— start DATASET EXCERPTS —
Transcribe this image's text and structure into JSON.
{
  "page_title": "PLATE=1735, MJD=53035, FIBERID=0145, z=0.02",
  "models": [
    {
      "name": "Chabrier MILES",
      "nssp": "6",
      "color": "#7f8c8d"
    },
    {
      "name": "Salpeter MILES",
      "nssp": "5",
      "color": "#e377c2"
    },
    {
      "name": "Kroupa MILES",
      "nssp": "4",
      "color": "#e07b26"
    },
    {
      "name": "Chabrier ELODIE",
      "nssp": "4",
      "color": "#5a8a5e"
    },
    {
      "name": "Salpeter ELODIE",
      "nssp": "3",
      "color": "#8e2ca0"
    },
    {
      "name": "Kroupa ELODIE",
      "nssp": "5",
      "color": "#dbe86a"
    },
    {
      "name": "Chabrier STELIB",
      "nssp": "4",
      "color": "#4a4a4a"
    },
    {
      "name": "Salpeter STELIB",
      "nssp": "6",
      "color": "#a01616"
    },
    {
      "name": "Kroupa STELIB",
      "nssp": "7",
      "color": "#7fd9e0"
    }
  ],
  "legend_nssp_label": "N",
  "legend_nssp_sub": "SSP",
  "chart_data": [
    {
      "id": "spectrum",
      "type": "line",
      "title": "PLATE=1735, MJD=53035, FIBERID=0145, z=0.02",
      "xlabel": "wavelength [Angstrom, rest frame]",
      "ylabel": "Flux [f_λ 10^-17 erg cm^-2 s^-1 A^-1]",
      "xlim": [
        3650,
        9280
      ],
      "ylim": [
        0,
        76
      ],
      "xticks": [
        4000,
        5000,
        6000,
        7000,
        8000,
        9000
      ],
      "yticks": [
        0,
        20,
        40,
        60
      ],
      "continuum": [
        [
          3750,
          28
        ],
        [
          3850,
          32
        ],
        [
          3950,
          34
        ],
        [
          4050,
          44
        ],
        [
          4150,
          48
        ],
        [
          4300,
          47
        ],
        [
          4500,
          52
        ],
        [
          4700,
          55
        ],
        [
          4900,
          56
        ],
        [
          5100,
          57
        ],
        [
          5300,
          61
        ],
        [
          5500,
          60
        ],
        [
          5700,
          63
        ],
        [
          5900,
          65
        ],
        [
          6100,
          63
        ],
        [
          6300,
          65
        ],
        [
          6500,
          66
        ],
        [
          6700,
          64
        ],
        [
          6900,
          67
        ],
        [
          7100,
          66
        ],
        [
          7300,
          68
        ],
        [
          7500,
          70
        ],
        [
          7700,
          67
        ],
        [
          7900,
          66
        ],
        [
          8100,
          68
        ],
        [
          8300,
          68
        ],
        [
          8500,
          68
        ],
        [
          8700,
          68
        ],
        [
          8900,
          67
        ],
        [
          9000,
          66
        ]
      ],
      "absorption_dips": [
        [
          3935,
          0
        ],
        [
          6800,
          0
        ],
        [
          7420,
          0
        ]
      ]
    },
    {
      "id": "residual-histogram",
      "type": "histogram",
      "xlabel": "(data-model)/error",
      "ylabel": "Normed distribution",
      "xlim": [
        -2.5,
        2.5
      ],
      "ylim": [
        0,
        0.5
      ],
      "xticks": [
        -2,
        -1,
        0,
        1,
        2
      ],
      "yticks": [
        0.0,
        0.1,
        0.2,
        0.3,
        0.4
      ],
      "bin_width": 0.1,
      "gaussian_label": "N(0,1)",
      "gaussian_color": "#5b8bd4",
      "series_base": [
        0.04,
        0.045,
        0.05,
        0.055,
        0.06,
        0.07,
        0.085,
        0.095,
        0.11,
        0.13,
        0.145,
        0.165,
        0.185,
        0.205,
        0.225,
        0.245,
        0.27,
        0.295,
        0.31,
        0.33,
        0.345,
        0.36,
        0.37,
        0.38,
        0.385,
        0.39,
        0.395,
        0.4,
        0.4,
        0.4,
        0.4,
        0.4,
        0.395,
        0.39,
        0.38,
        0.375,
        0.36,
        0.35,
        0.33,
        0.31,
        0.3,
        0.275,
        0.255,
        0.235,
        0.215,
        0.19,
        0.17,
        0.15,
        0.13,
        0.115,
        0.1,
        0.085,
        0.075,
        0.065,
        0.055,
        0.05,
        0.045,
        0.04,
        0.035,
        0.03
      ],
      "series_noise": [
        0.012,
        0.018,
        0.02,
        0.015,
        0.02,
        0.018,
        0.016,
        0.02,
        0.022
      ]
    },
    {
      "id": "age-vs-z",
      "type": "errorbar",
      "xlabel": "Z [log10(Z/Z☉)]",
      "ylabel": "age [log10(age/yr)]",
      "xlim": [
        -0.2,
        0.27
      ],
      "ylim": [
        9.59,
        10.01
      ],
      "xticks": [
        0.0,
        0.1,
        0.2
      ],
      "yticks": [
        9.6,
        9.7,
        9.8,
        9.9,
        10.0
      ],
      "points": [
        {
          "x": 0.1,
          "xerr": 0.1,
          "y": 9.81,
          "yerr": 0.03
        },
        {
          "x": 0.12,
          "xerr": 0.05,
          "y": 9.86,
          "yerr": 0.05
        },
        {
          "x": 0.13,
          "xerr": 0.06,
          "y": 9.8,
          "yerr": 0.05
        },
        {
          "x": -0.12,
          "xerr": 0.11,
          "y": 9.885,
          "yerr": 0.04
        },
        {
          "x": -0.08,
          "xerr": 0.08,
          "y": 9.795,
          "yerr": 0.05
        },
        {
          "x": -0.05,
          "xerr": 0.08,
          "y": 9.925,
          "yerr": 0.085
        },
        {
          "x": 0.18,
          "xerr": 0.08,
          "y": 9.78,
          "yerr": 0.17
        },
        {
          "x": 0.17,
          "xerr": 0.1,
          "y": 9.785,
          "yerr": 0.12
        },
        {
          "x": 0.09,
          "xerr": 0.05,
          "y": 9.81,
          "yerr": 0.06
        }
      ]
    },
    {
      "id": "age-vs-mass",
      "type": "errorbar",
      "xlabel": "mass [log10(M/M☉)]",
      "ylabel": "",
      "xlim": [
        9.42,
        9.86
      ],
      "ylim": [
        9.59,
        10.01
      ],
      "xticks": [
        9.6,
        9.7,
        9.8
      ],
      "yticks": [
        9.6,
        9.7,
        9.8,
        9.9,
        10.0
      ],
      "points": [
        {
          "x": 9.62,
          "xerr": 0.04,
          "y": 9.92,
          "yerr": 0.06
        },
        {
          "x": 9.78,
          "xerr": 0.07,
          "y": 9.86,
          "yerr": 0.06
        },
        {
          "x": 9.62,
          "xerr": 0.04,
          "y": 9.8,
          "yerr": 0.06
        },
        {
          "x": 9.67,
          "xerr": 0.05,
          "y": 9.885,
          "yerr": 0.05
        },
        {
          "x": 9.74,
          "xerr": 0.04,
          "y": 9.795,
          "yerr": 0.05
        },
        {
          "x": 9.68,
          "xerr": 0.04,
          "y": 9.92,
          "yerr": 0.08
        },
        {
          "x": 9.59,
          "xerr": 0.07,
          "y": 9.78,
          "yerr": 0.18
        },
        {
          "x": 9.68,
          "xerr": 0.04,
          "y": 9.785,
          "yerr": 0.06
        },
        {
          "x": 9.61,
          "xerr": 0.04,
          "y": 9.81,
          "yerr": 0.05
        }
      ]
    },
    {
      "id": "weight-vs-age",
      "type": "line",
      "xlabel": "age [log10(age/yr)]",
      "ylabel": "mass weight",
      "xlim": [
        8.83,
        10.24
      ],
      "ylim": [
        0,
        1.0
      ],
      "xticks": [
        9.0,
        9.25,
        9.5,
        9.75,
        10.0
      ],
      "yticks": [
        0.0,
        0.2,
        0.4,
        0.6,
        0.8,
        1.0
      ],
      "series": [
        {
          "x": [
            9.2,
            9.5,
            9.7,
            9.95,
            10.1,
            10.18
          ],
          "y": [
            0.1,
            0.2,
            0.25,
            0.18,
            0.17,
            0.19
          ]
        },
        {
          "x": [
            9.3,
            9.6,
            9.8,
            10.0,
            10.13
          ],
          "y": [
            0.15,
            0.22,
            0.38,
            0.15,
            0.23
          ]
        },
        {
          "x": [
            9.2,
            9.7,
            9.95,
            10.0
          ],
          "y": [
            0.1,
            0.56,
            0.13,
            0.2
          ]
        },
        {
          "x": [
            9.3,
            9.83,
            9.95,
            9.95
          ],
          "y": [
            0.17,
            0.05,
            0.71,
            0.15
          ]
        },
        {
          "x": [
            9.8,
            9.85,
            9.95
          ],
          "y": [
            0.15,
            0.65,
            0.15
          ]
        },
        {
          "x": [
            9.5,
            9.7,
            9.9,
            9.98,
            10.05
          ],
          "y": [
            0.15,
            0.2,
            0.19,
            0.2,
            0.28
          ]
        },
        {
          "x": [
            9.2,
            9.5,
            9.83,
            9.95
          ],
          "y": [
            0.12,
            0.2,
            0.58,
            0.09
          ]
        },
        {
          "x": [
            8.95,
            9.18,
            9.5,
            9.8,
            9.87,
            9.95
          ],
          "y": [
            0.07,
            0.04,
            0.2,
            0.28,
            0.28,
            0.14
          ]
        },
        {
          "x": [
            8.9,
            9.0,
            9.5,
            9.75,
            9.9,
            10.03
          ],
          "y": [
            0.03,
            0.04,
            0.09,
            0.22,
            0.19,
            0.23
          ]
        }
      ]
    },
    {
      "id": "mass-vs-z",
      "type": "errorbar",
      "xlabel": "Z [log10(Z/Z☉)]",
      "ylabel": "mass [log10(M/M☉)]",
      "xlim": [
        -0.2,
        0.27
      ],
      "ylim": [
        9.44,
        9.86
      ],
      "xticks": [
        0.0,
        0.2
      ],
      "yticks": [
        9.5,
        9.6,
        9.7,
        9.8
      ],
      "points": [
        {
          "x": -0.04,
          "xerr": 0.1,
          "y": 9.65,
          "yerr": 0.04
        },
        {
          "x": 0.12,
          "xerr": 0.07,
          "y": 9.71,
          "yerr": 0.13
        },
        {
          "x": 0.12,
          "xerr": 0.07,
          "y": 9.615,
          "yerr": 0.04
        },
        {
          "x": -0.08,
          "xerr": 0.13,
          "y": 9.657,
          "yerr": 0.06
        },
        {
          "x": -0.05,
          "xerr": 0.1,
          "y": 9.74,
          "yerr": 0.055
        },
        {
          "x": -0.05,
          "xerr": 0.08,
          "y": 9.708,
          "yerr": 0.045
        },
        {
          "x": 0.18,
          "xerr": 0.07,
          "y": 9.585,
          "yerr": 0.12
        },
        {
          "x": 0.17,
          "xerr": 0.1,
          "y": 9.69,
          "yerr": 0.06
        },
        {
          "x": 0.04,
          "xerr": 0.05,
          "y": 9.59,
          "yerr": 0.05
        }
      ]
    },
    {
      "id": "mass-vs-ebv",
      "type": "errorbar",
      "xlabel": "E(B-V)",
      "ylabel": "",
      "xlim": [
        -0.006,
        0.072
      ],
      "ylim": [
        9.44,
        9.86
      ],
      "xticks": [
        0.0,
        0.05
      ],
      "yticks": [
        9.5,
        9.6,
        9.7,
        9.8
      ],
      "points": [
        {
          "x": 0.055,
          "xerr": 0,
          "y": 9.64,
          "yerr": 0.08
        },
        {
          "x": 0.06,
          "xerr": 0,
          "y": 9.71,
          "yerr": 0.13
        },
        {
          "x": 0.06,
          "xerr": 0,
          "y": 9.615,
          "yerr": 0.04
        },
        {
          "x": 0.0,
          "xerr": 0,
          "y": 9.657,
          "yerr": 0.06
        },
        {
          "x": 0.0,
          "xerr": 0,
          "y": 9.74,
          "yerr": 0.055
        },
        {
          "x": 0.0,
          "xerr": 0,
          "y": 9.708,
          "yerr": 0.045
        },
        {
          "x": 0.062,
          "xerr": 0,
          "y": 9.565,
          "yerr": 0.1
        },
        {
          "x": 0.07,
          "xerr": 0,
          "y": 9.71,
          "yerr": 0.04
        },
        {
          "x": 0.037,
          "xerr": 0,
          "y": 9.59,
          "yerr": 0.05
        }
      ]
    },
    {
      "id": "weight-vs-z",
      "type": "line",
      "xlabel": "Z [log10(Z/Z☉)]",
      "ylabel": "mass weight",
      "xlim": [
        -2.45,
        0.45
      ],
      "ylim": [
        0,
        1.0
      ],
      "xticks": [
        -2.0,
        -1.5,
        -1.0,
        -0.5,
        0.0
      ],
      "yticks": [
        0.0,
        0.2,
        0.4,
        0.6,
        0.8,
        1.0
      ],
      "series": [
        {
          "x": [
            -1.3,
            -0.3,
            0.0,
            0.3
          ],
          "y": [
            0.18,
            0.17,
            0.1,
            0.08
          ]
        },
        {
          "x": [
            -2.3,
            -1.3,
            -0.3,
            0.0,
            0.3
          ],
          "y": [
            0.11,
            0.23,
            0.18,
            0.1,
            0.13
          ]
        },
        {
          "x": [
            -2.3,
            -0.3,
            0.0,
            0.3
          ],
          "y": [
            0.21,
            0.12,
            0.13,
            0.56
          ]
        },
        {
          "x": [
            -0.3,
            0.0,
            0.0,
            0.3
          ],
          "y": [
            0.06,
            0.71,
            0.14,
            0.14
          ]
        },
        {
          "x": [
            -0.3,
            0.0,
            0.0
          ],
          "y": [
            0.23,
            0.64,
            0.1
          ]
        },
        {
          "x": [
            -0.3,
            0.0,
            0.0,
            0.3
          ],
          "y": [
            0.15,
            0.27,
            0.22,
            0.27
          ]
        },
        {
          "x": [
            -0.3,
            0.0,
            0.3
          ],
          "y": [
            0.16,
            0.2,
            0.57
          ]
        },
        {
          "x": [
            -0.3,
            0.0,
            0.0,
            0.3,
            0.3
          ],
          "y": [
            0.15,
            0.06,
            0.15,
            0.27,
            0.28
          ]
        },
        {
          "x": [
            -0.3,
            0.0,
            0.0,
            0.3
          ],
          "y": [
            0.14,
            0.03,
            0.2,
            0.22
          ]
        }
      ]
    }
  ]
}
— end DATASET EXCERPTS —
■ **EXERCISE OBJECTIVE**: Read through the data and copy every line where "weight" shows up.

■ **ANSWER TO THIS EXERCISE**:
      "id": "weight-vs-age",
      "ylabel": "mass weight",
      "id": "weight-vs-z",
      "ylabel": "mass weight",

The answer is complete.